§ GIVEN INSTRUCTION
For this exercise, copy out each line of the material below that includes "efectos".

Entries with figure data
┄┄┄┄┄┄┄┄┄┄

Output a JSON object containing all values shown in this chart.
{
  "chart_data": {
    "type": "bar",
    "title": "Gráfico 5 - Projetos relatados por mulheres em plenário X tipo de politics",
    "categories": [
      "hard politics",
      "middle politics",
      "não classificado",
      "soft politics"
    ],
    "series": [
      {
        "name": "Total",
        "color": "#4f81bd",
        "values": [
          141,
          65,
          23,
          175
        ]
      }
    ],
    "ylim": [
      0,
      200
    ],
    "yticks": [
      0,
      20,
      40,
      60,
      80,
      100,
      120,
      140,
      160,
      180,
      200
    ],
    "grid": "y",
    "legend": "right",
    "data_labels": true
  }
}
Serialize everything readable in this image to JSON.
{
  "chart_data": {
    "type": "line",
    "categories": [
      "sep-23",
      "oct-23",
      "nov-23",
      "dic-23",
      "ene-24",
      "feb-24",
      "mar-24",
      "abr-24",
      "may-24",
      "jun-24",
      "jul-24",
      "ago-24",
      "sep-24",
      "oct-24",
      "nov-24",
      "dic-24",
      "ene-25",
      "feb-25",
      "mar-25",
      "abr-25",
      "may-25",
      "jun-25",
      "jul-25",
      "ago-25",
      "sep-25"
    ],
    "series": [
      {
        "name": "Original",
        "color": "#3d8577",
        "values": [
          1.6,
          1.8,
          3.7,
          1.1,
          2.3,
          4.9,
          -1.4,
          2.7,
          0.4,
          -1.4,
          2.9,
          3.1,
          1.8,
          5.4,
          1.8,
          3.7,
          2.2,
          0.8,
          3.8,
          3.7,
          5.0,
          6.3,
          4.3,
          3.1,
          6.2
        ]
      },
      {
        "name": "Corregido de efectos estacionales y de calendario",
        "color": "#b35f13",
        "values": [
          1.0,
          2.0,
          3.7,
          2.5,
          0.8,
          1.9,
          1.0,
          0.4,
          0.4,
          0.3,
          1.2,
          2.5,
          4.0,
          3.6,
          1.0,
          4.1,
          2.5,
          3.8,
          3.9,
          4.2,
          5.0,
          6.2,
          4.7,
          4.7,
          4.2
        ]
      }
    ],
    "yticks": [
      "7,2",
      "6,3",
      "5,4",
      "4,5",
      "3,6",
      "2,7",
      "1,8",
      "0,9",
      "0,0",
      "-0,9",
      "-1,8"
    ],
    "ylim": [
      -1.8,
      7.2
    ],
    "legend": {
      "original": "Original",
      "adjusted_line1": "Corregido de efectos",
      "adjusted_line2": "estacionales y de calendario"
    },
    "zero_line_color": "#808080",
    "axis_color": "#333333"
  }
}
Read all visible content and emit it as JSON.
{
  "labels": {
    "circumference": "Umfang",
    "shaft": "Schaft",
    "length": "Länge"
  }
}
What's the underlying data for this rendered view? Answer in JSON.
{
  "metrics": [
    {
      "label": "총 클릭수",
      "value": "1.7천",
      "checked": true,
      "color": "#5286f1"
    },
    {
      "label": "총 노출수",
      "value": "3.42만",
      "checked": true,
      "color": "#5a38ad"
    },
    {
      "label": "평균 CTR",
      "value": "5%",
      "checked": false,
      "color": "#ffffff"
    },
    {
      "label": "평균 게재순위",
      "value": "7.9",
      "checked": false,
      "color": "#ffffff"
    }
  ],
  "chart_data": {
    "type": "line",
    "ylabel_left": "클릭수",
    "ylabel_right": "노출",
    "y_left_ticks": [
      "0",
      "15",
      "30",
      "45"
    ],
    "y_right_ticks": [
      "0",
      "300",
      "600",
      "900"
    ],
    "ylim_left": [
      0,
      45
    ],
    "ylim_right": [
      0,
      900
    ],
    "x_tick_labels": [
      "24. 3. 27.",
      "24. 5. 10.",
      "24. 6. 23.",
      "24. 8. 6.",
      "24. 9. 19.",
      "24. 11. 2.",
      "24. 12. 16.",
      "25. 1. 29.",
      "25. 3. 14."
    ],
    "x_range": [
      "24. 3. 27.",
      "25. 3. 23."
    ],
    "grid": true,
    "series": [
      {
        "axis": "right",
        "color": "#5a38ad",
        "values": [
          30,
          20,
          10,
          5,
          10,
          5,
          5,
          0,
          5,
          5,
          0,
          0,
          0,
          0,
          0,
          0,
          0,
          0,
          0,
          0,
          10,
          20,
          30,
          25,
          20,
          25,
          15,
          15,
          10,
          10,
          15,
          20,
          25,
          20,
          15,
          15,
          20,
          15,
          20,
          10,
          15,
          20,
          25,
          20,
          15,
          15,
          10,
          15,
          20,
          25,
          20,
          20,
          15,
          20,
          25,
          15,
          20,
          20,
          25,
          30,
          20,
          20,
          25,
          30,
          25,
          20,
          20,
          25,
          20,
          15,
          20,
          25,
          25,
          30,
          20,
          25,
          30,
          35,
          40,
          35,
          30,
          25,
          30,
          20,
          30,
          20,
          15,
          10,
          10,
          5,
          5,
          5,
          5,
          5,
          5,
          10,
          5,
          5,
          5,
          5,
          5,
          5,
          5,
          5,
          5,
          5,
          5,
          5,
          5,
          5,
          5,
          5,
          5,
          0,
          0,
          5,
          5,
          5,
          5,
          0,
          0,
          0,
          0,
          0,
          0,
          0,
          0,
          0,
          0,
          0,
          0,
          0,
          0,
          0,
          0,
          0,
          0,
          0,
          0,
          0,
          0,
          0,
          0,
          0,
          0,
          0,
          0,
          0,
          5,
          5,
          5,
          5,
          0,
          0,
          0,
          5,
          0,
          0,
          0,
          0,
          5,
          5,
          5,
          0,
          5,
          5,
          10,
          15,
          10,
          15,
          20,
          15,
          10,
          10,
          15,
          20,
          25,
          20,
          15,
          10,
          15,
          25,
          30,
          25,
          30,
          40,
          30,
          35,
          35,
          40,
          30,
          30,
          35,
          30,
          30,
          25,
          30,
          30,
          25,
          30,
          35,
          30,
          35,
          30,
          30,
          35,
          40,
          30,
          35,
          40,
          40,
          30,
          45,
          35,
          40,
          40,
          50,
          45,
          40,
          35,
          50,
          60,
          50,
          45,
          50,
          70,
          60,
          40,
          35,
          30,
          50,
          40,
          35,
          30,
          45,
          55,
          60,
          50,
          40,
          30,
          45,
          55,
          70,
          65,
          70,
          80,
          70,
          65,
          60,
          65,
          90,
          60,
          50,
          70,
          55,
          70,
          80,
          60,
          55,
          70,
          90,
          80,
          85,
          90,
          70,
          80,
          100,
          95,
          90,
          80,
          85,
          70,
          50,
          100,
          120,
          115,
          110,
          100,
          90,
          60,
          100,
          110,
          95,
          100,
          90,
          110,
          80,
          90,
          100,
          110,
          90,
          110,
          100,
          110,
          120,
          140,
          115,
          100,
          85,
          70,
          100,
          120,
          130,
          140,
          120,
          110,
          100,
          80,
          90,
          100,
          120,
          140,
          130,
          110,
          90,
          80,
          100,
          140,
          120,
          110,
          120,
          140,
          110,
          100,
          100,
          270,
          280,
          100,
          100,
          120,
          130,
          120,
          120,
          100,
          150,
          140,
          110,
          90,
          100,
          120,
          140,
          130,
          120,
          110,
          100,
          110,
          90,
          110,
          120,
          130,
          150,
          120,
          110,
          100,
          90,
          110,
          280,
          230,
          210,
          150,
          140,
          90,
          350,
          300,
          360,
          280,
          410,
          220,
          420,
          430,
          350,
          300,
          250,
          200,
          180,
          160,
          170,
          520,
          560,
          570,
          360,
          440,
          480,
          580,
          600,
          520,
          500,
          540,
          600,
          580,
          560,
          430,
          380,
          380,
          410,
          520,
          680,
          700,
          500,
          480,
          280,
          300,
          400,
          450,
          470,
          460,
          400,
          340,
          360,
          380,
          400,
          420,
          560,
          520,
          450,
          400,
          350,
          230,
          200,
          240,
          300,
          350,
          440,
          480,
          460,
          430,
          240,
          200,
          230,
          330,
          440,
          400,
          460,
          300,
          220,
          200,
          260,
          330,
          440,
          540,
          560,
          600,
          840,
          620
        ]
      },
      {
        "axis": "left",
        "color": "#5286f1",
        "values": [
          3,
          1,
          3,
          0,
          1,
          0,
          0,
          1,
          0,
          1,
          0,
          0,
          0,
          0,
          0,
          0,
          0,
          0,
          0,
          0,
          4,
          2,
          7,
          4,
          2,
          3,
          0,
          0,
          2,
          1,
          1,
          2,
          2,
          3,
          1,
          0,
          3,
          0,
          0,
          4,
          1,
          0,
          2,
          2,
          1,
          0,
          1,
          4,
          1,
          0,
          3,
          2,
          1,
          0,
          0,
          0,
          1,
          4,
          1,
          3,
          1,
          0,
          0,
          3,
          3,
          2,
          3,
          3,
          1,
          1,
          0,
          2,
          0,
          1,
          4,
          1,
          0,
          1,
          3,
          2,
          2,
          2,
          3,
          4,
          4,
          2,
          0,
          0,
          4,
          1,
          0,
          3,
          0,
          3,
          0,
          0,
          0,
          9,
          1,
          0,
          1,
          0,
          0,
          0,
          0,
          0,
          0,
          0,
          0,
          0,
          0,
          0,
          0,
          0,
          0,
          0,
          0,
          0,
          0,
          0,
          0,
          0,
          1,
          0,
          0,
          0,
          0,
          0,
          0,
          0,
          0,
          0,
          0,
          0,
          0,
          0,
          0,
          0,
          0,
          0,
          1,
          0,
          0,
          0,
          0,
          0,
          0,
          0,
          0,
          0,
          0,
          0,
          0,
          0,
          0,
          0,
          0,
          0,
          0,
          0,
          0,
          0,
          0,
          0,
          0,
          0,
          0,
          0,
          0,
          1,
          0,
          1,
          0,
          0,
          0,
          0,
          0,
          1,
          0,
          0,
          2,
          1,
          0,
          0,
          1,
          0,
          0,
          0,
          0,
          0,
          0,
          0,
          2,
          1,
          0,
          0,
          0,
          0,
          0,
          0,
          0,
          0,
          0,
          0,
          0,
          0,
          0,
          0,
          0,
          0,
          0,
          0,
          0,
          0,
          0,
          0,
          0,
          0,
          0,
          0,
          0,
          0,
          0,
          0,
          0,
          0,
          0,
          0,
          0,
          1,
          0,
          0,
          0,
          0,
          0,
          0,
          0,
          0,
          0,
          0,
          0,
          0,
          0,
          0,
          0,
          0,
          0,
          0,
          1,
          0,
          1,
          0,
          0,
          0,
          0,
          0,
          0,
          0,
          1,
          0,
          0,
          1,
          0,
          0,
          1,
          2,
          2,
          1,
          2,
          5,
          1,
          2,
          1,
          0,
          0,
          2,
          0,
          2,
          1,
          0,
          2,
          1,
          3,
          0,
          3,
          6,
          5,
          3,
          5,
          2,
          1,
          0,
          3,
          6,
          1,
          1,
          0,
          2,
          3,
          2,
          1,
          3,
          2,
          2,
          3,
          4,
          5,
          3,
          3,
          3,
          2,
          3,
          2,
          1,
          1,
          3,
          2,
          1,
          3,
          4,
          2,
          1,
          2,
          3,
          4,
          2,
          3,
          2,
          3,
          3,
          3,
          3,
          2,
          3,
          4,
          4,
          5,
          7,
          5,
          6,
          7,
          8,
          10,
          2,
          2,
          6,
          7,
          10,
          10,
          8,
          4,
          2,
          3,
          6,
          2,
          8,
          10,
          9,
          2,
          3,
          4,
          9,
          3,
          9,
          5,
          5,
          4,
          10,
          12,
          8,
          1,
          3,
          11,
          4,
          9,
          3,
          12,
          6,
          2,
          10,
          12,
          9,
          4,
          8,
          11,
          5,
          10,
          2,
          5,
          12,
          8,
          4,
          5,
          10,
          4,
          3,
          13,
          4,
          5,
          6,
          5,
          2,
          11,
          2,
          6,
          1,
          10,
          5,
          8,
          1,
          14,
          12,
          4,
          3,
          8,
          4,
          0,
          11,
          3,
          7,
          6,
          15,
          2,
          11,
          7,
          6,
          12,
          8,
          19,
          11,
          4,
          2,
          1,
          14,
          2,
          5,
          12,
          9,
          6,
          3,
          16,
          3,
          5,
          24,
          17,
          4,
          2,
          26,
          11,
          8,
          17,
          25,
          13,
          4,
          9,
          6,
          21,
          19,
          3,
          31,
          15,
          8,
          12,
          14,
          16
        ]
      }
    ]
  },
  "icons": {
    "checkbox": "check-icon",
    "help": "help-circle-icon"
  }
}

┄┄┄┄┄┄┄┄┄┄

§ FINAL RESULT
        "name": "Corregido de efectos estacionales y de calendario",
      "adjusted_line1": "Corregido de efectos",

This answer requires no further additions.